What you should do — Copy out the entries exactly, from the first line to the last.

Material for this task —
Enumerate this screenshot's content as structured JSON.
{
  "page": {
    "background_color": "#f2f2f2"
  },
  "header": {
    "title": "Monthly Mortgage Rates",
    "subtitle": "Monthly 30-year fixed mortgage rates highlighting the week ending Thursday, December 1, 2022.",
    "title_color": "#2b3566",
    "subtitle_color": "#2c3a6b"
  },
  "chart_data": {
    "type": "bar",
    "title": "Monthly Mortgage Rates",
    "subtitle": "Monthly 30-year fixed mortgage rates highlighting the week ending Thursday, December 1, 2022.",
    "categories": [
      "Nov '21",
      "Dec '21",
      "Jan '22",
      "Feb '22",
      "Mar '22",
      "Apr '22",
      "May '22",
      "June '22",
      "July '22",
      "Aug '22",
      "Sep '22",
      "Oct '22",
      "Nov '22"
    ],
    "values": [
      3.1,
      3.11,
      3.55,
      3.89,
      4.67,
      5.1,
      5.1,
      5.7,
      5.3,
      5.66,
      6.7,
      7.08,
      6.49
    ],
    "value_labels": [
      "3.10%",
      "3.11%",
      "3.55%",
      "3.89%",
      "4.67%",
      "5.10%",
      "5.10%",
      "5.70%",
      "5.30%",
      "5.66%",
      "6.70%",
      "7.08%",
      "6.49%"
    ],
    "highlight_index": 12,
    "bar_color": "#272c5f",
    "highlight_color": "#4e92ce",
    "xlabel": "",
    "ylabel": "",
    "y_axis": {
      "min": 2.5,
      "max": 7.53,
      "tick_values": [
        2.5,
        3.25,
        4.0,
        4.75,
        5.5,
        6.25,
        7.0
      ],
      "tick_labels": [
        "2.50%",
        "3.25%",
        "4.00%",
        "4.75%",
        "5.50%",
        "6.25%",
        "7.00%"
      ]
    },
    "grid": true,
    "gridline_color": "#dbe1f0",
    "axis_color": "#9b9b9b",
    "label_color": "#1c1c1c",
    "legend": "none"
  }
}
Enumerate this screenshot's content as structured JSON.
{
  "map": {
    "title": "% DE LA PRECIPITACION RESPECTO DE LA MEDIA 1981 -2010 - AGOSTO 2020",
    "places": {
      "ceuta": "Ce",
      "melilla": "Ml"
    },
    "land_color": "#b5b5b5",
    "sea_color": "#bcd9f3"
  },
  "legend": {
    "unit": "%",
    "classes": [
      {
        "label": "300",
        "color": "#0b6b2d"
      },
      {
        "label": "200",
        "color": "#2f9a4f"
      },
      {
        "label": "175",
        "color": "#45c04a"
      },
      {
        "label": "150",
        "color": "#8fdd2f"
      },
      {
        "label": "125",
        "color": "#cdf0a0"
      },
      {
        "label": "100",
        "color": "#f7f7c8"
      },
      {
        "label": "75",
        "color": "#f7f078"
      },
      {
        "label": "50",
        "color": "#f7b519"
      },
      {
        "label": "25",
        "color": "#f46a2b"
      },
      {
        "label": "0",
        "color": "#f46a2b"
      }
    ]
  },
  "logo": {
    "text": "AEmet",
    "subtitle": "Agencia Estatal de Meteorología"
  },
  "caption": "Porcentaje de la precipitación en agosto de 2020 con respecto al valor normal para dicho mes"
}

Exercise solution —
Enumerate this screenshot's content as structured JSON.
{
  "page": {
    "background_color": "#f2f2f2"
  },
  "header": {
    "title": "Monthly Mortgage Rates",
    "subtitle": "Monthly 30-year fixed mortgage rates highlighting the week ending Thursday, December 1, 2022.",
    "title_color": "#2b3566",
    "subtitle_color": "#2c3a6b"
  },
  "chart_data": {
    "type": "bar",
    "title": "Monthly Mortgage Rates",
    "subtitle": "Monthly 30-year fixed mortgage rates highlighting the week ending Thursday, December 1, 2022.",
    "categories": [
      "Nov '21",
      "Dec '21",
      "Jan '22",
      "Feb '22",
      "Mar '22",
      "Apr '22",
      "May '22",
      "June '22",
      "July '22",
      "Aug '22",
      "Sep '22",
      "Oct '22",
      "Nov '22"
    ],
    "values": [
      3.1,
      3.11,
      3.55,
      3.89,
      4.67,
      5.1,
      5.1,
      5.7,
      5.3,
      5.66,
      6.7,
      7.08,
      6.49
    ],
    "value_labels": [
      "3.10%",
      "3.11%",
      "3.55%",
      "3.89%",
      "4.67%",
      "5.10%",
      "5.10%",
      "5.70%",
      "5.30%",
      "5.66%",
      "6.70%",
      "7.08%",
      "6.49%"
    ],
    "highlight_index": 12,
    "bar_color": "#272c5f",
    "highlight_color": "#4e92ce",
    "xlabel": "",
    "ylabel": "",
    "y_axis": {
      "min": 2.5,
      "max": 7.53,
      "tick_values": [
        2.5,
        3.25,
        4.0,
        4.75,
        5.5,
        6.25,
        7.0
      ],
      "tick_labels": [
        "2.50%",
        "3.25%",
        "4.00%",
        "4.75%",
        "5.50%",
        "6.25%",
        "7.00%"
      ]
    },
    "grid": true,
    "gridline_color": "#dbe1f0",
    "axis_color": "#9b9b9b",
    "label_color": "#1c1c1c",
    "legend": "none"
  }
}
Enumerate this screenshot's content as structured JSON.
{
  "map": {
    "title": "% DE LA PRECIPITACION RESPECTO DE LA MEDIA 1981 -2010 - AGOSTO 2020",
    "places": {
      "ceuta": "Ce",
      "melilla": "Ml"
    },
    "land_color": "#b5b5b5",
    "sea_color": "#bcd9f3"
  },
  "legend": {
    "unit": "%",
    "classes": [
      {
        "label": "300",
        "color": "#0b6b2d"
      },
      {
        "label": "200",
        "color": "#2f9a4f"
      },
      {
        "label": "175",
        "color": "#45c04a"
      },
      {
        "label": "150",
        "color": "#8fdd2f"
      },
      {
        "label": "125",
        "color": "#cdf0a0"
      },
      {
        "label": "100",
        "color": "#f7f7c8"
      },
      {
        "label": "75",
        "color": "#f7f078"
      },
      {
        "label": "50",
        "color": "#f7b519"
      },
      {
        "label": "25",
        "color": "#f46a2b"
      },
      {
        "label": "0",
        "color": "#f46a2b"
      }
    ]
  },
  "logo": {
    "text": "AEmet",
    "subtitle": "Agencia Estatal de Meteorología"
  },
  "caption": "Porcentaje de la precipitación en agosto de 2020 con respecto al valor normal para dicho mes"
}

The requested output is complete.